• _The request_
The entries below need to be written out exactly, with no pictures included.

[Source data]
____________________

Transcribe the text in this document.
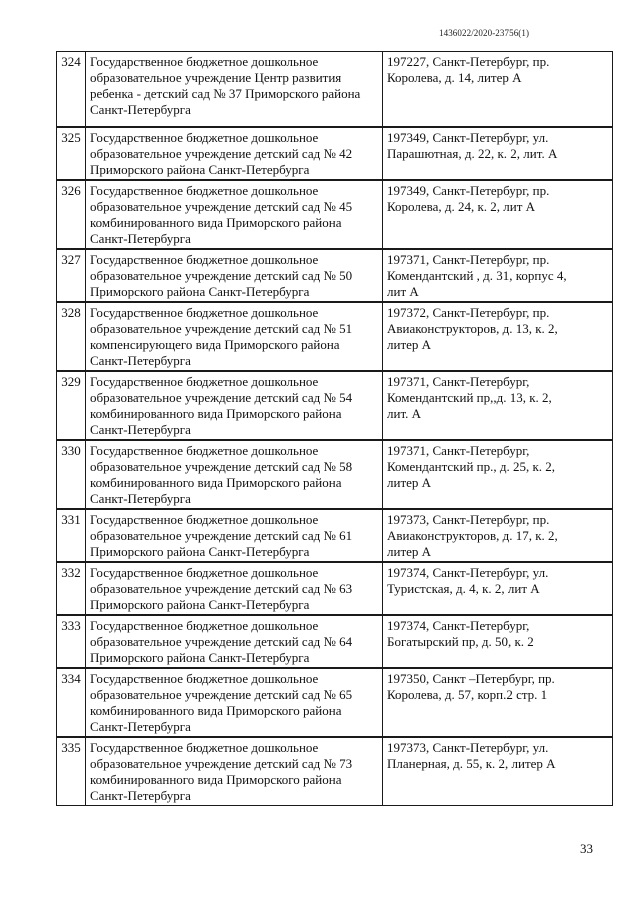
1436022/2020-23756(1)
324	Государственное бюджетное дошкольное
образовательное учреждение Центр развития
ребенка - детский сад № 37 Приморского района
Санкт-Петербурга	197227, Санкт-Петербург, пр.
Королева, д. 14, литер А

325	Государственное бюджетное дошкольное
образовательное учреждение детский сад № 42
Приморского района Санкт-Петербурга	197349, Санкт-Петербург, ул.
Парашютная, д. 22, к. 2, лит. А

326	Государственное бюджетное дошкольное
образовательное учреждение детский сад № 45
комбинированного вида Приморского района
Санкт-Петербурга	197349, Санкт-Петербург, пр.
Королева, д. 24, к. 2, лит А

327	Государственное бюджетное дошкольное
образовательное учреждение детский сад № 50
Приморского района Санкт-Петербурга	197371, Санкт-Петербург, пр.
Комендантский , д. 31, корпус 4,
лит А

328	Государственное бюджетное дошкольное
образовательное учреждение детский сад № 51
компенсирующего вида Приморского района
Санкт-Петербурга	197372, Санкт-Петербург, пр.
Авиаконструкторов, д. 13, к. 2,
литер А

329	Государственное бюджетное дошкольное
образовательное учреждение детский сад № 54
комбинированного вида Приморского района
Санкт-Петербурга	197371, Санкт-Петербург,
Комендантский пр,,д. 13, к. 2,
лит. А

330	Государственное бюджетное дошкольное
образовательное учреждение детский сад № 58
комбинированного вида Приморского района
Санкт-Петербурга	197371, Санкт-Петербург,
Комендантский пр., д. 25, к. 2,
литер А

331	Государственное бюджетное дошкольное
образовательное учреждение детский сад № 61
Приморского района Санкт-Петербурга	197373, Санкт-Петербург, пр.
Авиаконструкторов, д. 17, к. 2,
литер А

332	Государственное бюджетное дошкольное
образовательное учреждение детский сад № 63
Приморского района Санкт-Петербурга	197374, Санкт-Петербург, ул.
Туристская, д. 4, к. 2, лит А

333	Государственное бюджетное дошкольное
образовательное учреждение детский сад № 64
Приморского района Санкт-Петербурга	197374, Санкт-Петербург,
Богатырский пр, д. 50, к. 2

334	Государственное бюджетное дошкольное
образовательное учреждение детский сад № 65
комбинированного вида Приморского района
Санкт-Петербурга	197350, Санкт –Петербург, пр.
Королева, д. 57, корп.2 стр. 1

335	Государственное бюджетное дошкольное
образовательное учреждение детский сад № 73
комбинированного вида Приморского района
Санкт-Петербурга	197373, Санкт-Петербург, ул.
Планерная, д. 55, к. 2, литер А
33
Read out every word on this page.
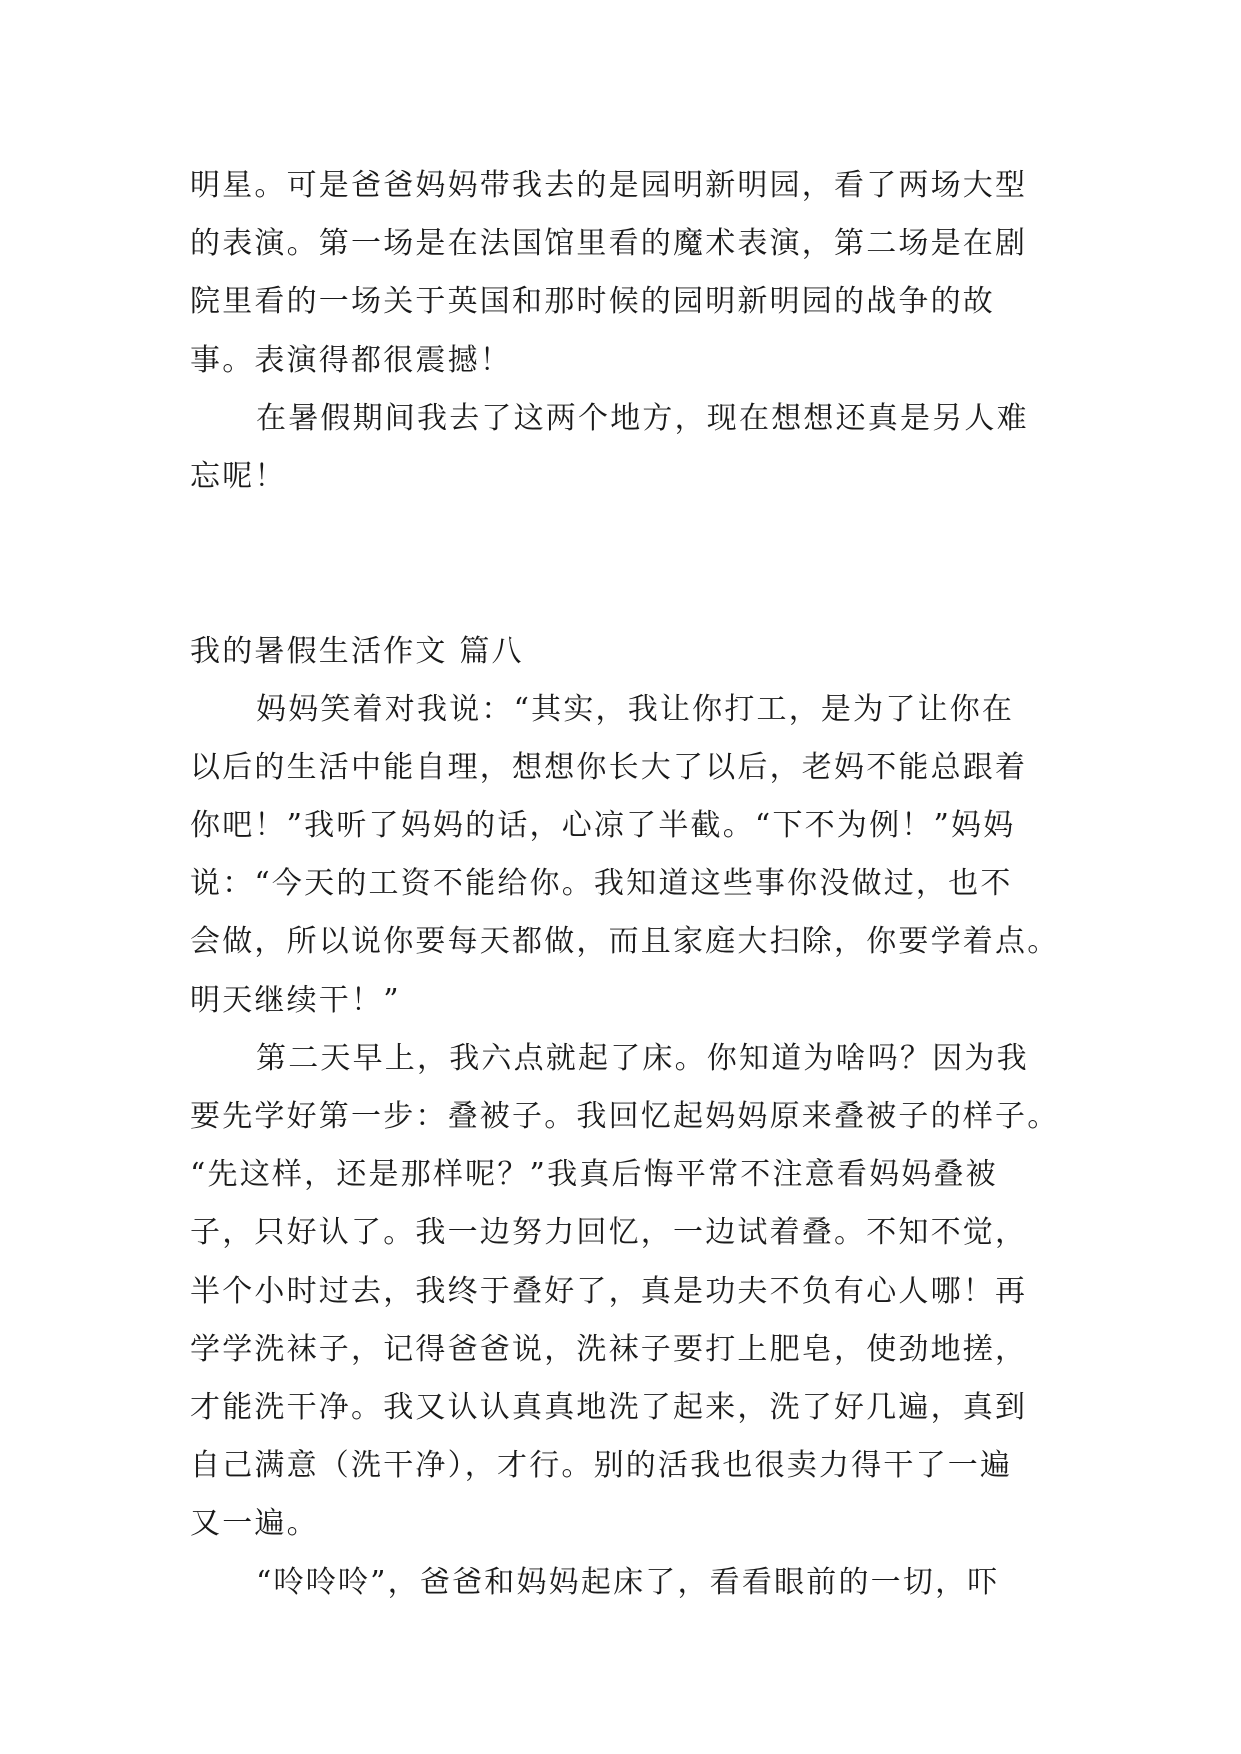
明星。可是爸爸妈妈带我去的是园明新明园，看了两场大型
的表演。第一场是在法国馆里看的魔术表演，第二场是在剧
院里看的一场关于英国和那时候的园明新明园的战争的故
事。表演得都很震撼！
在暑假期间我去了这两个地方，现在想想还真是另人难
忘呢！
我的暑假生活作文 篇八
妈妈笑着对我说：“其实，我让你打工，是为了让你在
以后的生活中能自理，想想你长大了以后，老妈不能总跟着
你吧！”我听了妈妈的话，心凉了半截。“下不为例！”妈妈
说：“今天的工资不能给你。我知道这些事你没做过，也不
会做，所以说你要每天都做，而且家庭大扫除，你要学着点。
明天继续干！”
第二天早上，我六点就起了床。你知道为啥吗？因为我
要先学好第一步：叠被子。我回忆起妈妈原来叠被子的样子。
“先这样，还是那样呢？”我真后悔平常不注意看妈妈叠被
子，只好认了。我一边努力回忆，一边试着叠。不知不觉，
半个小时过去，我终于叠好了，真是功夫不负有心人哪！再
学学洗袜子，记得爸爸说，洗袜子要打上肥皂，使劲地搓，
才能洗干净。我又认认真真地洗了起来，洗了好几遍，真到
自己满意（洗干净），才行。别的活我也很卖力得干了一遍
又一遍。
“呤呤呤”，爸爸和妈妈起床了，看看眼前的一切，吓
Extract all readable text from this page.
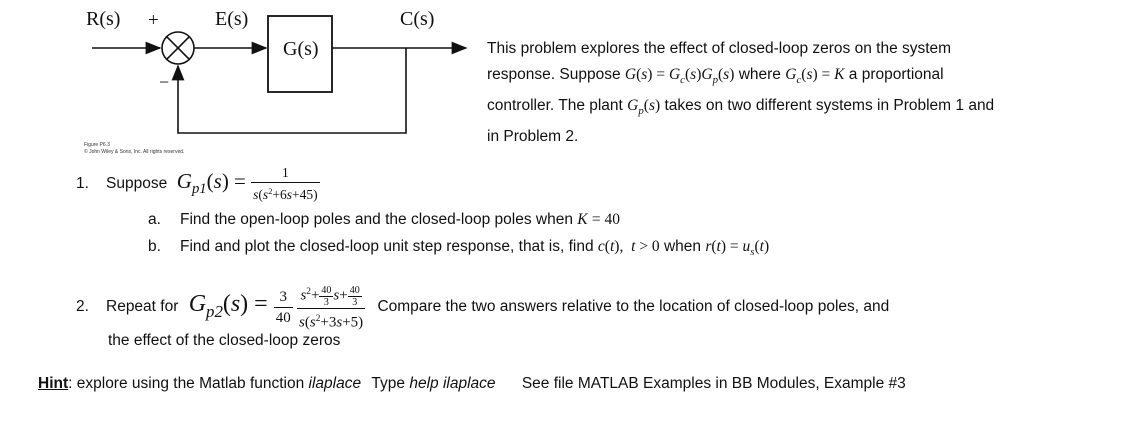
R(s) +	E(s)
G(s)
C(s)
−
Figure P6.3
© John Wiley & Sons, Inc. All rights reserved.
This problem explores the effect of closed-loop zeros on the system
response. Suppose $G(s) = G_c(s)G_p(s)$ where $G_c(s) = K$ a proportional
controller. The plant $G_p(s)$ takes on two different systems in Problem 1 and
in Problem 2.
1. Suppose  $G_{p1}(s) = \frac{1}{s(s^2+6s+45)}$
a. Find the open-loop poles and the closed-loop poles when K = 40
b. Find and plot the closed-loop unit step response, that is, find c(t),  t > 0 when $r(t) = u_s(t)$
2. Repeat for  $G_{p2}(s) = \frac{3}{40}$
$\frac{s^2+ \frac{40}{3} s+ \frac{40}{3}}{s(s^2+3s+5)}$ Compare the two answers relative to the location of closed-loop poles, and
the effect of the closed-loop zeros
Hint: explore using the Matlab function ilaplace Type help ilaplace See file MATLAB Examples in BB Modules, Example #3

____________________

• _Written solution_
Transcribe the text in this document.
1436022/2020-23756(1)
324	Государственное бюджетное дошкольное
образовательное учреждение Центр развития
ребенка - детский сад № 37 Приморского района
Санкт-Петербурга	197227, Санкт-Петербург, пр.
Королева, д. 14, литер А

325	Государственное бюджетное дошкольное
образовательное учреждение детский сад № 42
Приморского района Санкт-Петербурга	197349, Санкт-Петербург, ул.
Парашютная, д. 22, к. 2, лит. А

326	Государственное бюджетное дошкольное
образовательное учреждение детский сад № 45
комбинированного вида Приморского района
Санкт-Петербурга	197349, Санкт-Петербург, пр.
Королева, д. 24, к. 2, лит А

327	Государственное бюджетное дошкольное
образовательное учреждение детский сад № 50
Приморского района Санкт-Петербурга	197371, Санкт-Петербург, пр.
Комендантский , д. 31, корпус 4,
лит А

328	Государственное бюджетное дошкольное
образовательное учреждение детский сад № 51
компенсирующего вида Приморского района
Санкт-Петербурга	197372, Санкт-Петербург, пр.
Авиаконструкторов, д. 13, к. 2,
литер А

329	Государственное бюджетное дошкольное
образовательное учреждение детский сад № 54
комбинированного вида Приморского района
Санкт-Петербурга	197371, Санкт-Петербург,
Комендантский пр,,д. 13, к. 2,
лит. А

330	Государственное бюджетное дошкольное
образовательное учреждение детский сад № 58
комбинированного вида Приморского района
Санкт-Петербурга	197371, Санкт-Петербург,
Комендантский пр., д. 25, к. 2,
литер А

331	Государственное бюджетное дошкольное
образовательное учреждение детский сад № 61
Приморского района Санкт-Петербурга	197373, Санкт-Петербург, пр.
Авиаконструкторов, д. 17, к. 2,
литер А

332	Государственное бюджетное дошкольное
образовательное учреждение детский сад № 63
Приморского района Санкт-Петербурга	197374, Санкт-Петербург, ул.
Туристская, д. 4, к. 2, лит А

333	Государственное бюджетное дошкольное
образовательное учреждение детский сад № 64
Приморского района Санкт-Петербурга	197374, Санкт-Петербург,
Богатырский пр, д. 50, к. 2

334	Государственное бюджетное дошкольное
образовательное учреждение детский сад № 65
комбинированного вида Приморского района
Санкт-Петербурга	197350, Санкт –Петербург, пр.
Королева, д. 57, корп.2 стр. 1

335	Государственное бюджетное дошкольное
образовательное учреждение детский сад № 73
комбинированного вида Приморского района
Санкт-Петербурга	197373, Санкт-Петербург, ул.
Планерная, д. 55, к. 2, литер А
33
Read out every word on this page.
明星。可是爸爸妈妈带我去的是园明新明园，看了两场大型
的表演。第一场是在法国馆里看的魔术表演，第二场是在剧
院里看的一场关于英国和那时候的园明新明园的战争的故
事。表演得都很震撼！
在暑假期间我去了这两个地方，现在想想还真是另人难
忘呢！
我的暑假生活作文 篇八
妈妈笑着对我说：“其实，我让你打工，是为了让你在
以后的生活中能自理，想想你长大了以后，老妈不能总跟着
你吧！”我听了妈妈的话，心凉了半截。“下不为例！”妈妈
说：“今天的工资不能给你。我知道这些事你没做过，也不
会做，所以说你要每天都做，而且家庭大扫除，你要学着点。
明天继续干！”
第二天早上，我六点就起了床。你知道为啥吗？因为我
要先学好第一步：叠被子。我回忆起妈妈原来叠被子的样子。
“先这样，还是那样呢？”我真后悔平常不注意看妈妈叠被
子，只好认了。我一边努力回忆，一边试着叠。不知不觉，
半个小时过去，我终于叠好了，真是功夫不负有心人哪！再
学学洗袜子，记得爸爸说，洗袜子要打上肥皂，使劲地搓，
才能洗干净。我又认认真真地洗了起来，洗了好几遍，真到
自己满意（洗干净），才行。别的活我也很卖力得干了一遍
又一遍。
“呤呤呤”，爸爸和妈妈起床了，看看眼前的一切，吓
Extract all readable text from this page.
R(s) +	E(s)
G(s)
C(s)
−
Figure P6.3
© John Wiley & Sons, Inc. All rights reserved.
This problem explores the effect of closed-loop zeros on the system
response. Suppose $G(s) = G_c(s)G_p(s)$ where $G_c(s) = K$ a proportional
controller. The plant $G_p(s)$ takes on two different systems in Problem 1 and
in Problem 2.
1. Suppose  $G_{p1}(s) = \frac{1}{s(s^2+6s+45)}$
a. Find the open-loop poles and the closed-loop poles when K = 40
b. Find and plot the closed-loop unit step response, that is, find c(t),  t > 0 when $r(t) = u_s(t)$
2. Repeat for  $G_{p2}(s) = \frac{3}{40}$
$\frac{s^2+ \frac{40}{3} s+ \frac{40}{3}}{s(s^2+3s+5)}$ Compare the two answers relative to the location of closed-loop poles, and
the effect of the closed-loop zeros
Hint: explore using the Matlab function ilaplace Type help ilaplace See file MATLAB Examples in BB Modules, Example #3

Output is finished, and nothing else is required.